Edit the lines that begin with the one containing "Text: 15: 15: [442, 49, 455, 58]" and end with the one containing "Text: 0.17: 0.17: [348, 108, 371, 117]". Change every "Inception" to "InceptionV3", keep everything else the same, and output only those lines.

> Annotated element listings:
==*==
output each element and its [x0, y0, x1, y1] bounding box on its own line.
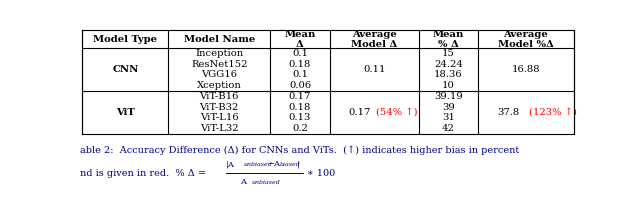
Text: 15: 15: [442, 49, 455, 58]
Text: 37.8: 37.8: [497, 108, 520, 117]
Text: unbiased: unbiased: [243, 162, 272, 167]
Text: 0.18: 0.18: [289, 60, 311, 69]
Text: Inception: Inception: [195, 49, 243, 58]
Text: 0.17: 0.17: [348, 108, 371, 117]
Text: 31: 31: [442, 113, 455, 122]
Text: nd is given in red.  % Δ =: nd is given in red. % Δ =: [80, 169, 209, 178]
Text: 39.19: 39.19: [434, 92, 463, 101]
Text: ViT-L16: ViT-L16: [200, 113, 239, 122]
Text: unbiased: unbiased: [251, 180, 280, 185]
Text: (54% ↑): (54% ↑): [376, 108, 417, 117]
Text: ViT-L32: ViT-L32: [200, 124, 239, 133]
Text: Xception: Xception: [197, 81, 242, 90]
Text: VGG16: VGG16: [201, 70, 237, 79]
Text: biased: biased: [280, 162, 300, 167]
Text: 42: 42: [442, 124, 455, 133]
Text: A: A: [240, 178, 246, 186]
Text: 0.1: 0.1: [292, 49, 308, 58]
Text: Average
Model Δ: Average Model Δ: [351, 30, 397, 49]
Text: 39: 39: [442, 102, 454, 112]
Text: ResNet152: ResNet152: [191, 60, 248, 69]
Text: 0.1: 0.1: [292, 70, 308, 79]
Text: able 2:  Accuracy Difference (Δ) for CNNs and ViTs.  (↑) indicates higher bias i: able 2: Accuracy Difference (Δ) for CNNs…: [80, 145, 519, 155]
Text: 10: 10: [442, 81, 455, 90]
Text: −A: −A: [268, 160, 280, 168]
Text: 0.18: 0.18: [289, 102, 311, 112]
Text: Average
Model %Δ: Average Model %Δ: [498, 30, 554, 49]
Text: 0.13: 0.13: [289, 113, 311, 122]
Text: 0.17: 0.17: [289, 92, 311, 101]
Text: (123% ↑): (123% ↑): [529, 108, 577, 117]
Text: Mean
% Δ: Mean % Δ: [433, 30, 464, 49]
Text: 24.24: 24.24: [434, 60, 463, 69]
Text: |A: |A: [227, 160, 235, 168]
Text: 0.06: 0.06: [289, 81, 311, 90]
Text: Mean
Δ: Mean Δ: [284, 30, 316, 49]
Text: 0.11: 0.11: [363, 65, 385, 74]
Text: Model Type: Model Type: [93, 35, 157, 44]
Text: Model Name: Model Name: [184, 35, 255, 44]
Text: CNN: CNN: [112, 65, 138, 74]
Text: 16.88: 16.88: [511, 65, 540, 74]
Text: |: |: [297, 160, 300, 168]
Text: ViT: ViT: [116, 108, 135, 117]
Text: 0.2: 0.2: [292, 124, 308, 133]
Text: ∗ 100: ∗ 100: [307, 169, 335, 178]
Text: 18.36: 18.36: [434, 70, 463, 79]
Text: ViT-B16: ViT-B16: [200, 92, 239, 101]
Text: ViT-B32: ViT-B32: [200, 102, 239, 112]
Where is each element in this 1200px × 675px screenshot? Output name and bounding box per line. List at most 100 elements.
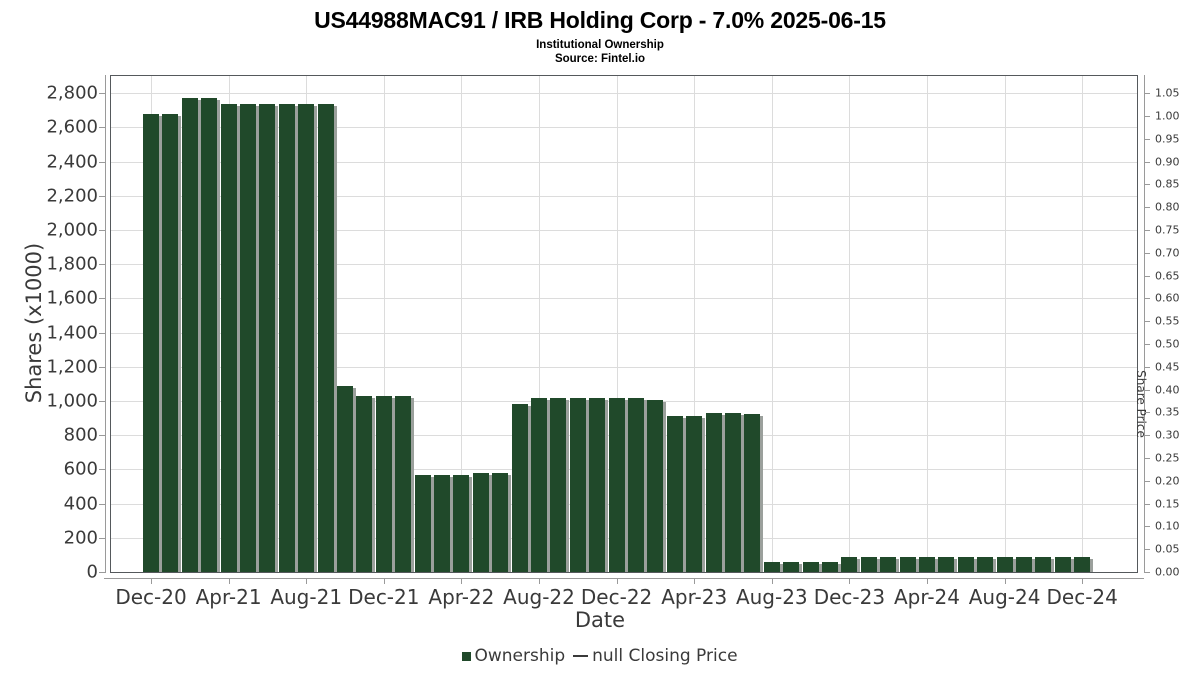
y-tick-mark-right [1144,389,1150,391]
bar-ownership[interactable] [220,104,240,572]
x-tick-mark [927,578,928,584]
bar-ownership[interactable] [608,397,628,572]
bar-ownership[interactable] [977,557,997,572]
y-tick-label-left: 1,600 [46,287,98,309]
bar-ownership[interactable] [880,557,900,572]
plot-area [110,75,1138,573]
gridline-horizontal [111,161,1137,163]
y-tick-mark-right [1144,572,1150,573]
y-tick-label-left: 1,000 [46,390,98,412]
x-tick-label: Dec-23 [813,585,886,609]
bar-ownership[interactable] [938,557,958,572]
bar-ownership[interactable] [259,104,279,572]
bar-ownership[interactable] [1016,557,1035,572]
y-tick-label-left: 2,800 [46,82,98,104]
bar-ownership[interactable] [628,397,647,572]
y-tick-mark-right [1144,366,1150,368]
legend-item-ownership[interactable]: Ownership [462,646,565,666]
bar-ownership[interactable] [822,561,841,572]
y-tick-label-left: 800 [63,424,98,446]
y-tick-mark-left [99,469,106,471]
y-tick-label-right: 0.45 [1155,360,1180,374]
bar-ownership[interactable] [317,104,337,572]
bar-ownership[interactable] [395,395,415,572]
y-tick-mark-right [1144,115,1150,117]
bar-ownership[interactable] [181,98,201,572]
y-tick-mark-right [1144,229,1150,231]
bar-ownership[interactable] [666,416,686,572]
gridline-horizontal [111,298,1137,300]
bar-ownership[interactable] [686,416,706,572]
y-tick-label-right: 1.05 [1155,86,1180,100]
y-tick-mark-left [99,264,106,266]
y-tick-mark-right [1144,138,1150,140]
bar-ownership[interactable] [996,557,1016,572]
bar-ownership[interactable] [298,104,318,572]
bar-ownership[interactable] [1074,557,1094,572]
x-tick-mark [849,578,851,584]
bar-ownership[interactable] [434,475,453,572]
y-tick-mark-left [99,400,106,402]
x-tick-mark [1082,578,1084,584]
bar-ownership[interactable] [511,403,531,572]
bar-ownership[interactable] [589,397,609,572]
y-tick-mark-right [1144,321,1150,323]
chart-subtitle: Institutional Ownership [536,39,664,51]
bar-ownership[interactable] [531,397,550,572]
bar-ownership[interactable] [744,413,764,572]
bar-ownership[interactable] [550,397,570,572]
bar-ownership[interactable] [957,557,977,572]
bar-ownership[interactable] [841,556,861,572]
y-tick-mark-left [99,195,106,197]
bar-ownership[interactable] [725,412,744,572]
gridline-horizontal [111,332,1137,334]
bar-ownership[interactable] [569,397,589,572]
bar-ownership[interactable] [414,475,434,572]
bar-ownership[interactable] [802,561,822,572]
bar-ownership[interactable] [492,472,512,572]
gridline-horizontal [111,195,1137,197]
y-tick-mark-left [99,503,106,505]
legend-item-closing-price[interactable]: null Closing Price [565,646,738,666]
bar-ownership[interactable] [783,561,803,572]
y-tick-mark-right [1144,93,1150,95]
bar-ownership[interactable] [337,385,356,572]
y-tick-label-left: 2,200 [46,185,98,207]
x-tick-label: Dec-21 [348,585,420,609]
bar-ownership[interactable] [143,113,162,572]
bar-ownership[interactable] [201,98,221,572]
bar-ownership[interactable] [860,556,880,572]
y-tick-label-right: 0.15 [1155,497,1180,511]
bar-ownership[interactable] [356,395,376,572]
bar-ownership[interactable] [705,412,725,572]
y-tick-mark-left [99,229,106,231]
bar-ownership[interactable] [899,557,919,572]
gridline-vertical [539,76,540,572]
bar-ownership[interactable] [278,104,298,572]
y-tick-label-left: 0 [86,561,98,583]
bar-ownership[interactable] [647,400,667,572]
y-tick-mark-left [99,537,106,539]
bar-ownership[interactable] [375,395,395,572]
y-tick-label-right: 0.75 [1155,223,1180,237]
bar-ownership[interactable] [453,475,473,572]
bar-ownership[interactable] [162,113,182,572]
y-tick-label-left: 1,400 [46,322,98,344]
bar-ownership[interactable] [919,557,938,572]
gridline-horizontal [111,366,1137,368]
bar-ownership[interactable] [1054,557,1074,572]
y-tick-mark-right [1144,412,1150,414]
y-tick-label-right: 0.10 [1155,519,1180,533]
y-tick-mark-right [1144,480,1150,482]
y-tick-mark-right [1144,457,1150,459]
bar-ownership[interactable] [472,472,492,572]
y-tick-label-right: 0.00 [1155,565,1180,579]
bar-ownership[interactable] [240,104,259,572]
bar-ownership[interactable] [1035,557,1055,572]
x-tick-label: Aug-22 [503,585,575,609]
x-tick-label: Dec-24 [1046,585,1118,609]
y-axis-left-line [105,75,106,573]
bar-ownership[interactable] [763,561,783,572]
x-tick-label: Aug-24 [968,585,1041,609]
y-tick-mark-right [1144,503,1150,505]
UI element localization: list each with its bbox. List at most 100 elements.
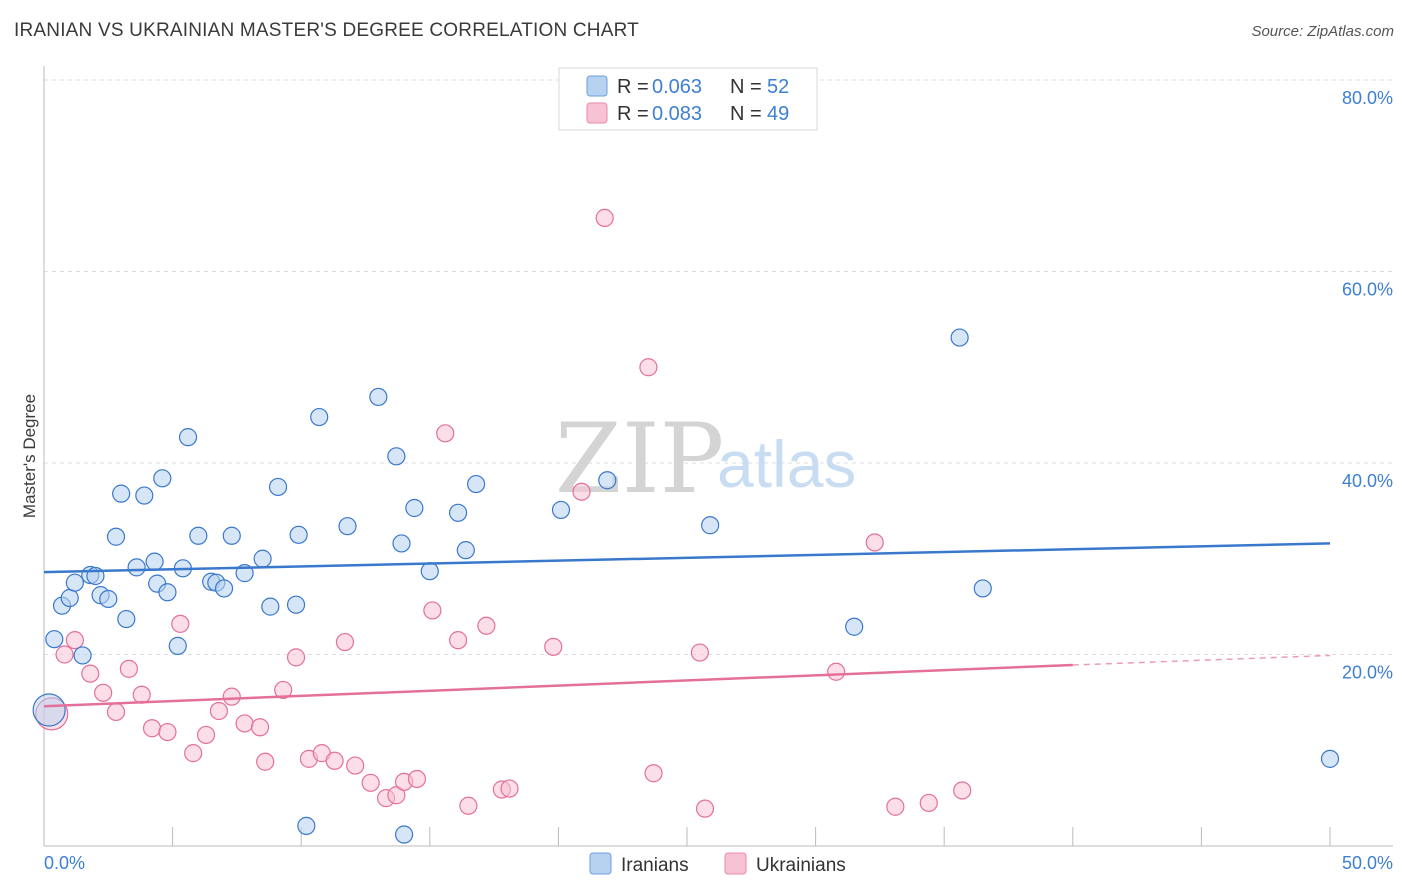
y-axis-label: Master's Degree [20,394,39,518]
ukrainians-point [235,714,254,733]
iranians-point [1320,749,1340,768]
ukrainians-point [865,533,884,552]
iranians-point [286,595,306,614]
ukrainians-points [35,208,972,818]
iranians-point [338,517,357,536]
ukrainians-point [595,208,614,227]
ukrainians-point [335,632,355,652]
legend-n-label-iranians: N = [730,76,762,98]
ukrainians-point [274,680,293,700]
iranians-point [551,500,571,520]
ukrainians-point [387,786,406,805]
ukrainians-point [346,756,365,775]
ukrainians-point [423,601,442,620]
bottom-legend-label-ukrainians: Ukrainians [756,855,846,876]
iranians-point [456,541,475,560]
iranians-point [222,526,241,545]
ukrainians-point [81,664,100,683]
ukrainians-point [94,683,113,702]
y-tick-label: 80.0% [1342,88,1393,108]
ukrainians-point [886,797,905,816]
ukrainians-point [639,358,658,377]
legend: R = 0.063 N = 52 R = 0.083 N = 49 [558,67,818,131]
iranians-point [168,636,187,655]
iranians-point [32,693,66,727]
iranians-point [145,552,164,571]
trend-lines [43,542,1331,708]
ukrainians-trend-line [43,663,1073,708]
iranians-point [466,474,486,494]
ukrainians-point [953,781,972,800]
x-tick-label-min: 0.0% [44,853,85,873]
legend-r-label-iranians: R = [617,76,649,98]
iranians-point [106,527,126,546]
iranians-point [112,484,131,503]
legend-swatch-iranians [586,75,608,97]
ukrainians-point [106,702,126,722]
ukrainians-point [644,764,663,783]
iranians-point [268,477,288,497]
iranians-point [261,597,280,616]
iranians-point [127,558,146,577]
ukrainians-trend-extension [1072,654,1331,666]
legend-n-value-ukrainians: 49 [767,103,789,125]
ukrainians-point [256,752,275,771]
y-tick-labels: 20.0% 40.0% 60.0% 80.0% [1342,88,1393,683]
ukrainians-point [436,424,455,443]
iranians-point [178,428,198,447]
ukrainians-point [184,744,203,763]
x-tick-label-max: 50.0% [1342,853,1393,873]
legend-r-value-iranians: 0.063 [652,76,702,98]
iranians-point [701,516,720,535]
ukrainians-point [544,637,563,656]
iranians-point [45,630,64,649]
iranians-point [117,609,136,629]
ukrainians-point [572,482,591,501]
iranians-trend-line [43,542,1331,574]
ukrainians-point [250,718,270,737]
ukrainians-point [142,719,162,738]
ukrainians-point [196,725,216,745]
iranians-point [297,816,316,835]
iranians-point [405,498,424,518]
bottom-legend-swatch-iranians [589,852,612,875]
iranians-point [369,387,388,407]
ukrainians-point [407,769,427,789]
bottom-legend-label-iranians: Iranians [621,855,689,876]
ukrainians-point [500,779,519,798]
legend-swatch-ukrainians [586,102,608,124]
iranians-point [598,471,617,490]
ukrainians-point [65,631,84,650]
ukrainians-point [286,648,306,667]
iranians-point [394,825,414,844]
iranians-point [189,526,208,545]
legend-n-value-iranians: 52 [767,76,789,98]
ukrainians-point [119,659,138,678]
watermark-atlas: atlas [717,427,856,501]
ukrainians-point [132,685,151,704]
ukrainians-point [919,793,938,813]
iranians-point [60,588,79,608]
iranians-point [65,573,84,592]
iranians-point [950,328,969,347]
y-tick-label: 20.0% [1342,663,1393,683]
iranians-point [153,469,172,488]
iranians-point [420,562,439,581]
y-tick-label: 60.0% [1342,280,1393,300]
iranians-point [158,583,177,602]
ukrainians-point [55,645,74,664]
ukrainians-point [459,796,478,815]
ukrainians-point [477,616,496,635]
ukrainians-point [222,687,241,706]
iranians-point [135,486,154,505]
iranians-point [289,525,308,544]
iranians-point [73,646,92,665]
ukrainians-point [361,773,380,792]
iranians-point [387,447,406,466]
iranians-point [253,549,272,568]
ukrainians-point [171,614,190,633]
ukrainians-point [827,662,846,681]
ukrainians-point [690,643,709,662]
source-credit: Source: ZipAtlas.com [1251,23,1394,40]
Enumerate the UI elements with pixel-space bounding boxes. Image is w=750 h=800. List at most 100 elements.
==*==
> Expected answer:
Text: 15: 15: [442, 49, 455, 58]
Text: 37.8: 37.8: [497, 108, 520, 117]
Text: unbiased: unbiased: [243, 162, 272, 167]
Text: 0.18: 0.18: [289, 60, 311, 69]
Text: InceptionV3: InceptionV3: [195, 49, 243, 58]
Text: 0.17: 0.17: [348, 108, 371, 117]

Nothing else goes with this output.